Problem
Of the lines below, count those containing the word "this". Reply with the number alone.
:: The data
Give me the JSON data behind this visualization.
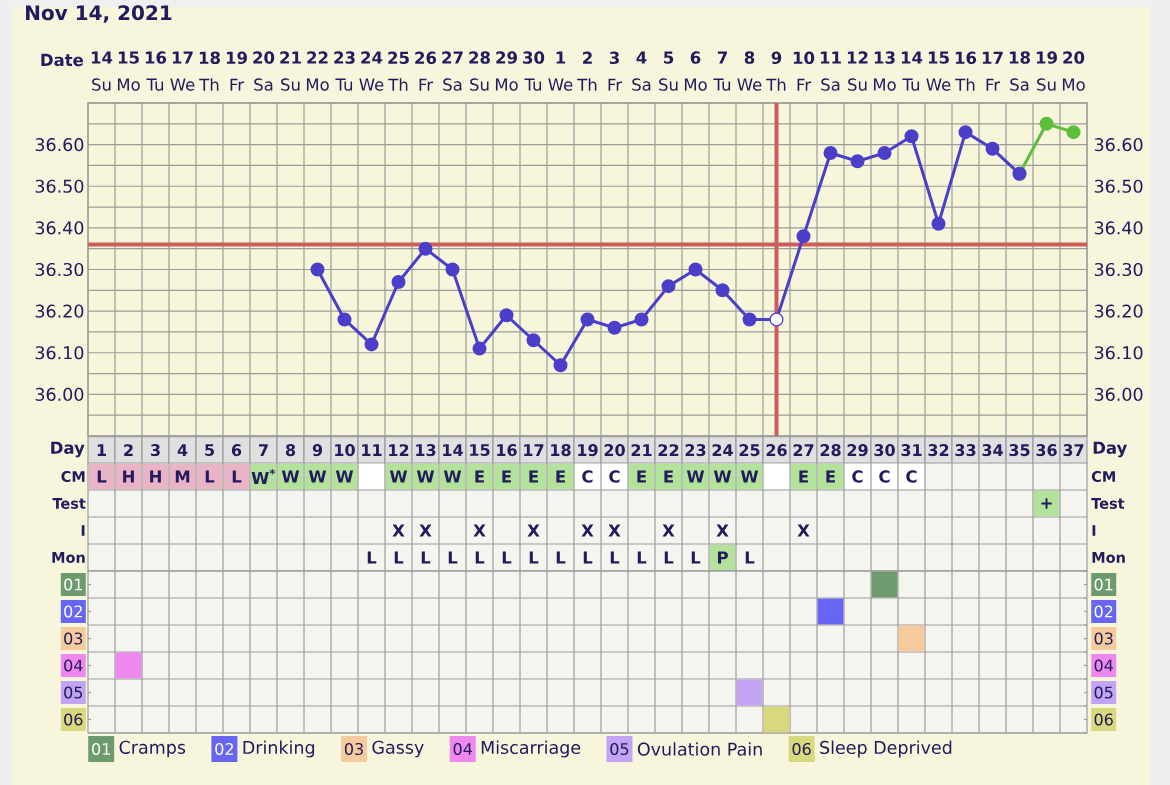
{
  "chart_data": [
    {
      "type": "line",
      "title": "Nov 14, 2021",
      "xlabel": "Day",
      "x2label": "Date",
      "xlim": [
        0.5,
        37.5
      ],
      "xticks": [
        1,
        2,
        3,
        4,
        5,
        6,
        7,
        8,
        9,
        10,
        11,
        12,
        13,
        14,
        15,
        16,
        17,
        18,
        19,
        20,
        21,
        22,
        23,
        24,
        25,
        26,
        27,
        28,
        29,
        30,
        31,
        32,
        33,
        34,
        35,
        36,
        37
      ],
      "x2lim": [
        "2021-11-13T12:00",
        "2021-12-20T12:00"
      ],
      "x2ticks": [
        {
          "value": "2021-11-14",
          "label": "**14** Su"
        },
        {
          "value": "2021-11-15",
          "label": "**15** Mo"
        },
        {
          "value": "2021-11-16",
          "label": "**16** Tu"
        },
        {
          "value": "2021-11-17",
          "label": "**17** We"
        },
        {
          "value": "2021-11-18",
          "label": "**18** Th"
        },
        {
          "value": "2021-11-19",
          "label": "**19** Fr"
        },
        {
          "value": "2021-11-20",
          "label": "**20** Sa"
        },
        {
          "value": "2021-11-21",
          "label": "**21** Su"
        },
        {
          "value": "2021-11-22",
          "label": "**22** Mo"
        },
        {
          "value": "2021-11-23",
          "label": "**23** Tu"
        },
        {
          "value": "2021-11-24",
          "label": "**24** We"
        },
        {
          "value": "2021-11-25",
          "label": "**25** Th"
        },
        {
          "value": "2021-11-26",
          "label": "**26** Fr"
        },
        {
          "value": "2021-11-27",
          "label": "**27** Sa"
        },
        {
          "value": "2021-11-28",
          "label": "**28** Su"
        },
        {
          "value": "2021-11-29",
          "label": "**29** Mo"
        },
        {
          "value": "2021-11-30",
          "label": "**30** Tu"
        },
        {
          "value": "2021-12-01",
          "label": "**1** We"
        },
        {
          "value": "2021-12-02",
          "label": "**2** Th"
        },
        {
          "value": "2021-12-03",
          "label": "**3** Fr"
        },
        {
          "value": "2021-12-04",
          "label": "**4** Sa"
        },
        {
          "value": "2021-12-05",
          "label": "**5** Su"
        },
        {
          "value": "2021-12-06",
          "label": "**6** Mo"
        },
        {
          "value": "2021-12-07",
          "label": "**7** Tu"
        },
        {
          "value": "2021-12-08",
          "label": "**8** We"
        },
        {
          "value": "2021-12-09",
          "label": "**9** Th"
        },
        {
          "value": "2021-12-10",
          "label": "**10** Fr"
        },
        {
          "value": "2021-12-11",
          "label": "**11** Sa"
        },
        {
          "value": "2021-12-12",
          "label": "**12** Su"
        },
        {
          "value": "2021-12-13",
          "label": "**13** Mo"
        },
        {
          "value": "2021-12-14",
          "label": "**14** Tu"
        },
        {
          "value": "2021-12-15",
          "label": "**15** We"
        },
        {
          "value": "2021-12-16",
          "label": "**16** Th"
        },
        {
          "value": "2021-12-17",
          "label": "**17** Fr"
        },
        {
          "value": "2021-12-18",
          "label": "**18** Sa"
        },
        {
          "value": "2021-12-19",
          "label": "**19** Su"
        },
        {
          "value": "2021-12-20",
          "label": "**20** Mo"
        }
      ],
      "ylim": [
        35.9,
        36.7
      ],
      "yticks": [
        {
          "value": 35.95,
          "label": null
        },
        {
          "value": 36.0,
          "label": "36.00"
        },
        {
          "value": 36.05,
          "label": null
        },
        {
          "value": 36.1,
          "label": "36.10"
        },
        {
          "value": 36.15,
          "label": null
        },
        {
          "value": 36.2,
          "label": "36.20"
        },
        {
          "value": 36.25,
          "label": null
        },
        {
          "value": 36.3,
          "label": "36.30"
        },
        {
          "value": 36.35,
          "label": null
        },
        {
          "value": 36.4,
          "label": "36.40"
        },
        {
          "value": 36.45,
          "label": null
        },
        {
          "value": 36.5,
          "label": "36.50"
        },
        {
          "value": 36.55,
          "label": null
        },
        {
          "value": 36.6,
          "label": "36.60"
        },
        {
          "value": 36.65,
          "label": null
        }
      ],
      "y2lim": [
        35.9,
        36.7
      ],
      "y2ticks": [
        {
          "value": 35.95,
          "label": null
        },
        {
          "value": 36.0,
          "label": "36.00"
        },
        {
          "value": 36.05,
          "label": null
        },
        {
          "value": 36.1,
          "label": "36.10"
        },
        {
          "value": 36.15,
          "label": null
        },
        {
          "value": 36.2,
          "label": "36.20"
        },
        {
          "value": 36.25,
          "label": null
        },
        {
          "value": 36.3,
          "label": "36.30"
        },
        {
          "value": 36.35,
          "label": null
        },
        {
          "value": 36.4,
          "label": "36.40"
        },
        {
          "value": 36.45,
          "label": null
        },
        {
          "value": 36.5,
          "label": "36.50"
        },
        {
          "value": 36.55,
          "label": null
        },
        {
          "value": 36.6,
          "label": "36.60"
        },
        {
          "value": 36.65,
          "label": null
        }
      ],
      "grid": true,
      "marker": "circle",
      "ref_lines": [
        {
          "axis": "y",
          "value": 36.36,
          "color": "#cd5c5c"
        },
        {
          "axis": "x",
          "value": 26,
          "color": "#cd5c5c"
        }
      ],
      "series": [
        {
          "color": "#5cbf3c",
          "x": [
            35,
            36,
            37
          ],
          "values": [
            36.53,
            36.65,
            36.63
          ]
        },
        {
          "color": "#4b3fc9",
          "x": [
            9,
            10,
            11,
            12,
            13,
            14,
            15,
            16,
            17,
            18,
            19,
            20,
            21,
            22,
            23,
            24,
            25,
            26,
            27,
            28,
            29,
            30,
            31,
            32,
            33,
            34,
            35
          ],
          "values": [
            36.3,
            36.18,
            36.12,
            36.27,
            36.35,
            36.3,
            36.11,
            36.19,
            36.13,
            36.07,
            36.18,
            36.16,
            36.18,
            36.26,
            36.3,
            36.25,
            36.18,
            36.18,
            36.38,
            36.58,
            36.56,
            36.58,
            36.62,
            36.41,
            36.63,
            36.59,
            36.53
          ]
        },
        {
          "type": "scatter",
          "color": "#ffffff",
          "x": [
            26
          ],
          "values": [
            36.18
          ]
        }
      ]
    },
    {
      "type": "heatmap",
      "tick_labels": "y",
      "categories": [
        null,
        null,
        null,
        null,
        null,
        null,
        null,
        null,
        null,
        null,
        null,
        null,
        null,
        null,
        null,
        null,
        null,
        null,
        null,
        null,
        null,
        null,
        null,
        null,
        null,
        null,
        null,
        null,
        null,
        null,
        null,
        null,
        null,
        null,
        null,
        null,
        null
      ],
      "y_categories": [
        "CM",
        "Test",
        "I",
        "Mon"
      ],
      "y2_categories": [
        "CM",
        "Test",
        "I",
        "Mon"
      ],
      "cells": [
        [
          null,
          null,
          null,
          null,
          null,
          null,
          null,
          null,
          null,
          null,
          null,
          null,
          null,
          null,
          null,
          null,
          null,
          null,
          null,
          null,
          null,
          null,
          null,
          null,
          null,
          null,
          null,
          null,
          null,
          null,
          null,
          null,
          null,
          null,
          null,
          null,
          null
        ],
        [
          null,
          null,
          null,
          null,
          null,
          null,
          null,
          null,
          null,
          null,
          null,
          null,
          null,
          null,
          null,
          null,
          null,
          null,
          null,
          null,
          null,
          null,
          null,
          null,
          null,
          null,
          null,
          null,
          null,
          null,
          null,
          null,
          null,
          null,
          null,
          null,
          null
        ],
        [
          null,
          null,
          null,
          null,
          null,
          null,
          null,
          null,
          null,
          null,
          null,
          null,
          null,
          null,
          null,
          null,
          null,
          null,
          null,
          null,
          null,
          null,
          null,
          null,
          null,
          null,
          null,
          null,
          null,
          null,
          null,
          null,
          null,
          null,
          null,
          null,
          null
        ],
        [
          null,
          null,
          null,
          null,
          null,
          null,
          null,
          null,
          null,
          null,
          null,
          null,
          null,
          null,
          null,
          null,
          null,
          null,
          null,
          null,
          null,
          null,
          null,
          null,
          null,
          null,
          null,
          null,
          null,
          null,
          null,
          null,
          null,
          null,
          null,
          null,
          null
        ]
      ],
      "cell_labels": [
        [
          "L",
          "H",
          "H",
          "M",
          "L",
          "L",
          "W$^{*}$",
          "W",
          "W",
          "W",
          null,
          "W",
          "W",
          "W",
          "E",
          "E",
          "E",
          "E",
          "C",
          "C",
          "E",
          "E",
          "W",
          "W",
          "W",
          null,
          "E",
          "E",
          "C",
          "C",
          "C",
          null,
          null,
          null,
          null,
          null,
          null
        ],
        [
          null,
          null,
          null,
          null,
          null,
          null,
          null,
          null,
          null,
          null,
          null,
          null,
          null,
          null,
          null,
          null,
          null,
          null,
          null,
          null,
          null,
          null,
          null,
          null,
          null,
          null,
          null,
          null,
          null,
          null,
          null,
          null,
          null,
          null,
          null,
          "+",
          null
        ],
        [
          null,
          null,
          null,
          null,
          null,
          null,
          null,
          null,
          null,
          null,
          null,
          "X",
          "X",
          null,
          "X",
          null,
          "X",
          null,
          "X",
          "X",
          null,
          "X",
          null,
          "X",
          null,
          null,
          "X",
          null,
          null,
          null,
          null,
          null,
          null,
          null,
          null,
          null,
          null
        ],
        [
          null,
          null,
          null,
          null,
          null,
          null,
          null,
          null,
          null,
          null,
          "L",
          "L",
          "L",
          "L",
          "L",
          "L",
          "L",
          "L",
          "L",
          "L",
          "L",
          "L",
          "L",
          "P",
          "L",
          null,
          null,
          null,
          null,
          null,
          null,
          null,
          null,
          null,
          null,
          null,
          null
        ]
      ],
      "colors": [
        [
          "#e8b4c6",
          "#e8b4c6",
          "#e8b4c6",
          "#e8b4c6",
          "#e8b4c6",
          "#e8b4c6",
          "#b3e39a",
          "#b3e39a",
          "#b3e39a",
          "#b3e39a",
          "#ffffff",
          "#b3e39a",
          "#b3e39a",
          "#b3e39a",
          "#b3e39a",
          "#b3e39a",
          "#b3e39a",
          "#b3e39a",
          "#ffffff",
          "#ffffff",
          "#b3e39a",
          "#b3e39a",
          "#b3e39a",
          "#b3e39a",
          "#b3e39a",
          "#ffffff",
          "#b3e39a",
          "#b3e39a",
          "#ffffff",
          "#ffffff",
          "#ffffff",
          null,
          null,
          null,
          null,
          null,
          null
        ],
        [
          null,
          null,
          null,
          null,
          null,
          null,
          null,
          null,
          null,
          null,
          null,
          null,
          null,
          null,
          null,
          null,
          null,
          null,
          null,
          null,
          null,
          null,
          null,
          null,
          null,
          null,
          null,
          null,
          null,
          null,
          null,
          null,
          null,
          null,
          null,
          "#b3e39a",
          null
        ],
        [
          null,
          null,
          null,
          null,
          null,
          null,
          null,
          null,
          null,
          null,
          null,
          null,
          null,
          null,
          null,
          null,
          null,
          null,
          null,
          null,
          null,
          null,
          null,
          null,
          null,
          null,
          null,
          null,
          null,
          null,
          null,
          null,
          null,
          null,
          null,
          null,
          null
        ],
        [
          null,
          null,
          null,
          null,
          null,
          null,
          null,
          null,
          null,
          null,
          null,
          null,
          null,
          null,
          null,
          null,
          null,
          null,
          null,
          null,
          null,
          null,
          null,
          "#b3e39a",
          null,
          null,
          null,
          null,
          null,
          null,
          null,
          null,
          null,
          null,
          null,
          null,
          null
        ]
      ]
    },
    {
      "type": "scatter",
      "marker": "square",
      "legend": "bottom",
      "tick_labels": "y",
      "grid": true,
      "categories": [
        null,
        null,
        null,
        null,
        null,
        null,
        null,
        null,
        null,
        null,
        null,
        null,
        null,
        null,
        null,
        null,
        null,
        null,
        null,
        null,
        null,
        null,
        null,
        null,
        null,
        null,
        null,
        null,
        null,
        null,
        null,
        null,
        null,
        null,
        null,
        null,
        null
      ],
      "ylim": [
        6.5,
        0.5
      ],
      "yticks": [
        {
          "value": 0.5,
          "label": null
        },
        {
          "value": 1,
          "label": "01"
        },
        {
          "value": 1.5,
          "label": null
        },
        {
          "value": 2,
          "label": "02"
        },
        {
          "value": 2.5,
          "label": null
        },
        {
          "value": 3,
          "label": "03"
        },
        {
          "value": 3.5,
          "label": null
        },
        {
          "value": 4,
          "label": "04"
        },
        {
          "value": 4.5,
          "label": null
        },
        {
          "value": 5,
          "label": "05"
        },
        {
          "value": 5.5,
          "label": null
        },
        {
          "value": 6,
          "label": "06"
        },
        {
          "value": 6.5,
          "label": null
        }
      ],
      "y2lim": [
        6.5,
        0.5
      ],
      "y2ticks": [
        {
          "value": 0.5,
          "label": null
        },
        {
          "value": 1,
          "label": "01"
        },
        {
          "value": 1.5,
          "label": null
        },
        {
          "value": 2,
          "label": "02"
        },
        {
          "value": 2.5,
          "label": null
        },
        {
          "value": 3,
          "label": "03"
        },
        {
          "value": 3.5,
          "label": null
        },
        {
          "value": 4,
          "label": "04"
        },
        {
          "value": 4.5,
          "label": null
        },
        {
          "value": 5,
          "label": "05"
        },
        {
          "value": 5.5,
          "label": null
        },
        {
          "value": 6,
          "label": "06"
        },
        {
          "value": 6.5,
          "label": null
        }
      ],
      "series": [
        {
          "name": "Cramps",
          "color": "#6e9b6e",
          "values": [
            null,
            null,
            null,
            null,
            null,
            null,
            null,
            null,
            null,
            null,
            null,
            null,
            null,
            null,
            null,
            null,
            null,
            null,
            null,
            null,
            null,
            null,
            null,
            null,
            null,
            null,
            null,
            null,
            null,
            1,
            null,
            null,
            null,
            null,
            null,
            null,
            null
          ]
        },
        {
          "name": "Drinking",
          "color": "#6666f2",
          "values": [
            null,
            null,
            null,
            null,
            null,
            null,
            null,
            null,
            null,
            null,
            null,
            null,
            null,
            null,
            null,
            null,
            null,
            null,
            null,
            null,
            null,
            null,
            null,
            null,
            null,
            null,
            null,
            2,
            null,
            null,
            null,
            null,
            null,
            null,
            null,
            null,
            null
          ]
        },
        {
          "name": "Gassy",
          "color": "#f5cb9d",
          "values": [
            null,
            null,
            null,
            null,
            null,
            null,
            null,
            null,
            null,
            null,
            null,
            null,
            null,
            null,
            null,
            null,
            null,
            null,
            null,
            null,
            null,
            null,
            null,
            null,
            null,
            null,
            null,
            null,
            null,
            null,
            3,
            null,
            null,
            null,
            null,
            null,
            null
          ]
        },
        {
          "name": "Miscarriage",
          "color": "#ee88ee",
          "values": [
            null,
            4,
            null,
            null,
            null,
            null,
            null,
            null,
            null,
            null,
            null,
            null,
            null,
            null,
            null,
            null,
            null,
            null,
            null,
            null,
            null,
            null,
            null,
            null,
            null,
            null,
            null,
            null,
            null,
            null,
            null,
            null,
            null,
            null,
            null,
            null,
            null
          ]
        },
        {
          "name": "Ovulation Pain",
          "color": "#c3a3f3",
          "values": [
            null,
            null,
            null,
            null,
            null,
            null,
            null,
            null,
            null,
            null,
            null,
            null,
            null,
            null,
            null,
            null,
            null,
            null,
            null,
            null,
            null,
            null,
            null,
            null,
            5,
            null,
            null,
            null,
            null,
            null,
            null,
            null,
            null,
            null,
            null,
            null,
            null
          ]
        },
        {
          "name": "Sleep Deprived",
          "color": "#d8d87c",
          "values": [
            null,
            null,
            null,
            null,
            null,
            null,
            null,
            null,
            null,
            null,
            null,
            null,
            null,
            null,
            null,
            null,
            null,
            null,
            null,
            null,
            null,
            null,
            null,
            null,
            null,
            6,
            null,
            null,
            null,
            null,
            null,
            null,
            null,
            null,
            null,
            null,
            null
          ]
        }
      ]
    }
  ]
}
::::
:: The data
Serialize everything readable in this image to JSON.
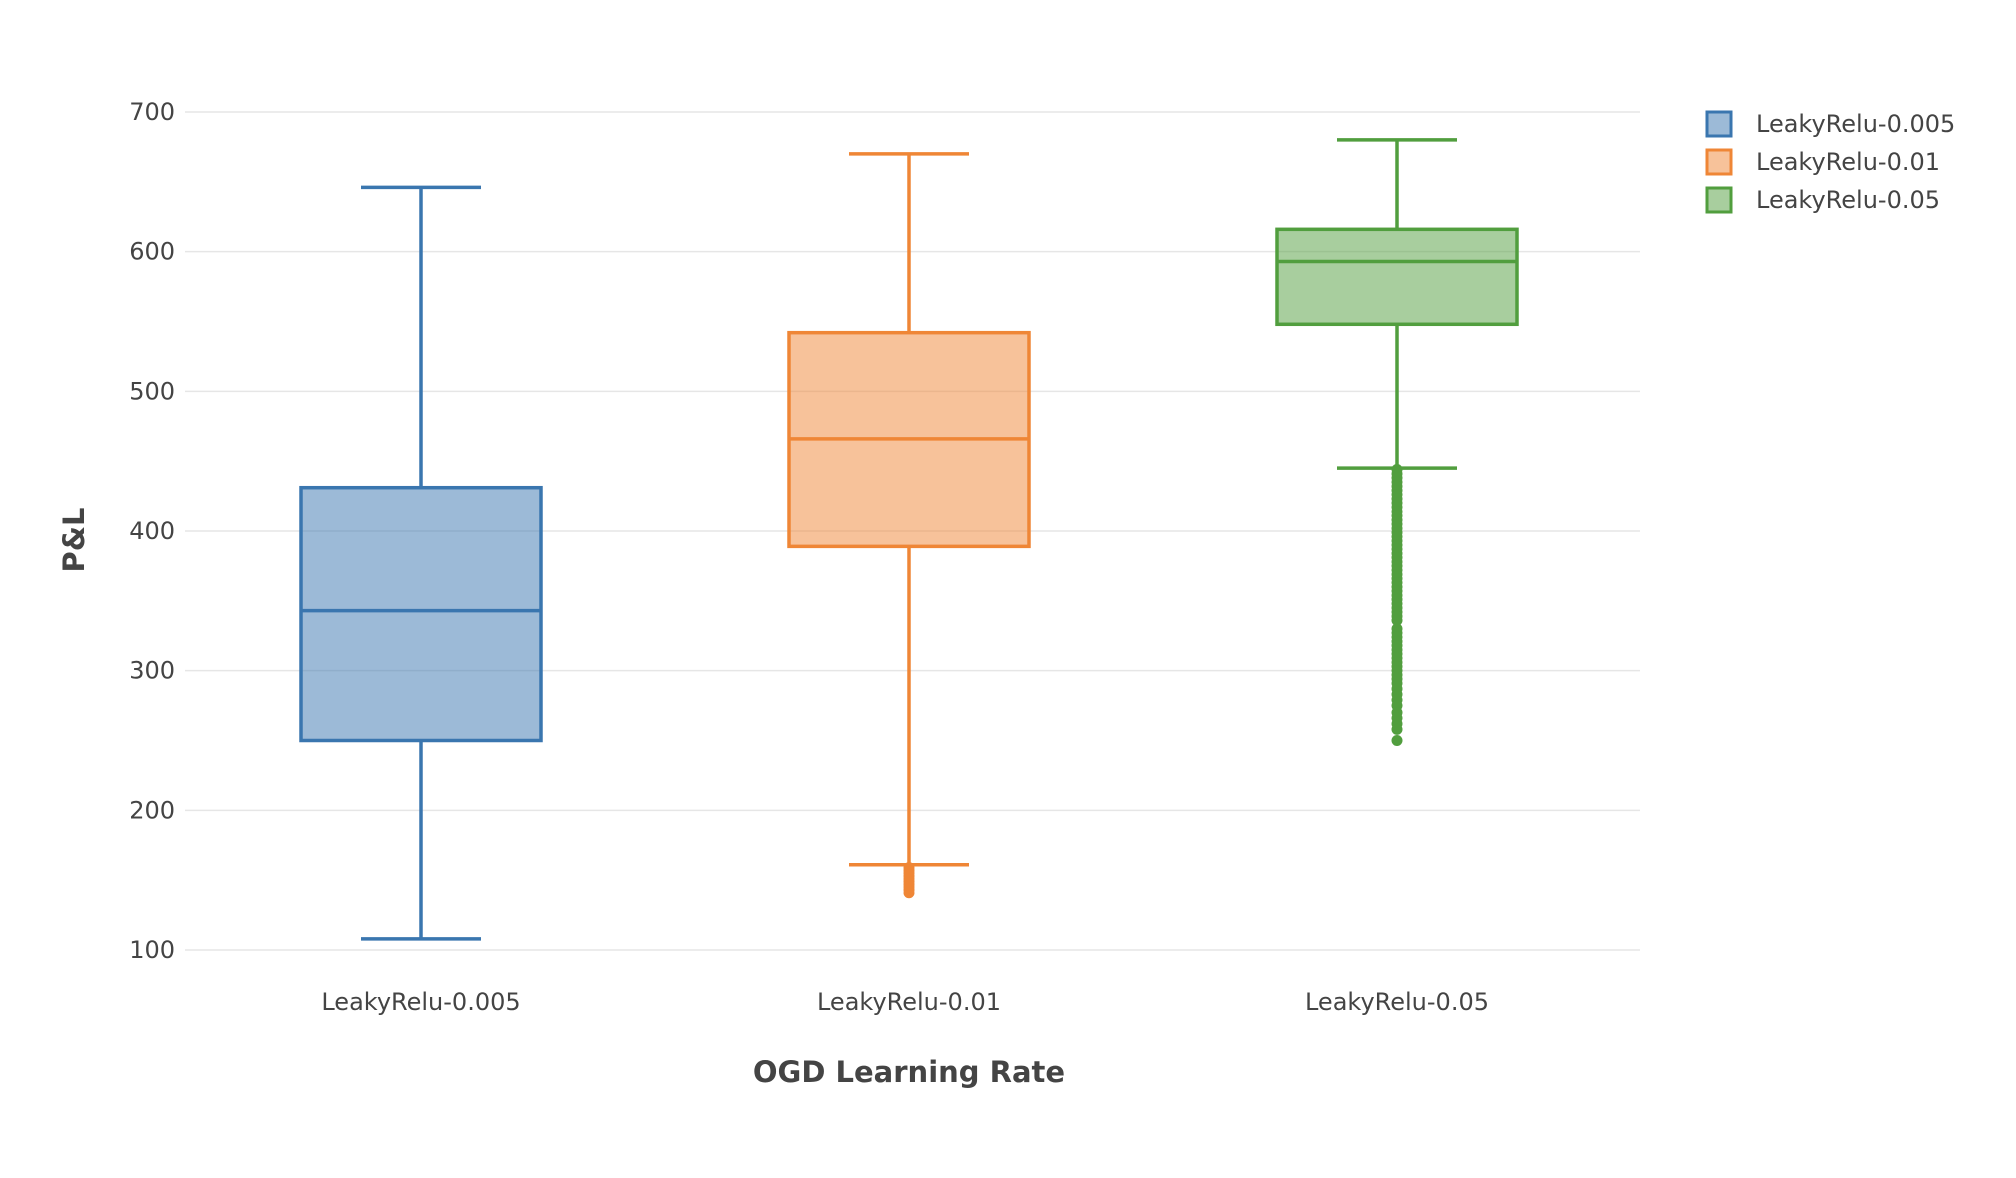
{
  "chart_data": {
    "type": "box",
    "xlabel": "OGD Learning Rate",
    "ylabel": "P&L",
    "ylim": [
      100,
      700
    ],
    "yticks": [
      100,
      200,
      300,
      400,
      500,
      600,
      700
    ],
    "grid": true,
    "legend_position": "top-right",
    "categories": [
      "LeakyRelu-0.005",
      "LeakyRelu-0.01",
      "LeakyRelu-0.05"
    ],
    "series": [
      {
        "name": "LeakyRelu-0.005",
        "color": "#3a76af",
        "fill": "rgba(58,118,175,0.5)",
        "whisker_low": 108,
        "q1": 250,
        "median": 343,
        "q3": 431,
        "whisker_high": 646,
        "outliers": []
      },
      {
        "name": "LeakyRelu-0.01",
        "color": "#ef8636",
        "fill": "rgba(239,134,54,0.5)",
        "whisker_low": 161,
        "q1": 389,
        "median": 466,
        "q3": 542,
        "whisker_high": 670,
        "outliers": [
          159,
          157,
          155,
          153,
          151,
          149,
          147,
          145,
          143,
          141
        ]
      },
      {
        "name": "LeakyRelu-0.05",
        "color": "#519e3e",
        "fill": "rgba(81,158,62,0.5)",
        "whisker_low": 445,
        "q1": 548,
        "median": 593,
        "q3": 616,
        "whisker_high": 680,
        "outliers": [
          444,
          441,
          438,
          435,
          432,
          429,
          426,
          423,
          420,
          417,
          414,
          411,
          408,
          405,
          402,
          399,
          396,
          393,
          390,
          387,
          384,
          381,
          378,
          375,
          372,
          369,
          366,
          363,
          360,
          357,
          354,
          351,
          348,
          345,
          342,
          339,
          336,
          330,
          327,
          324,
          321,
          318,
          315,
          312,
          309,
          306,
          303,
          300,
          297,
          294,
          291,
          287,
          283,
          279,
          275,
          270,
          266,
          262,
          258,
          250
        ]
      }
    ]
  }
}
::::
Expected answer
2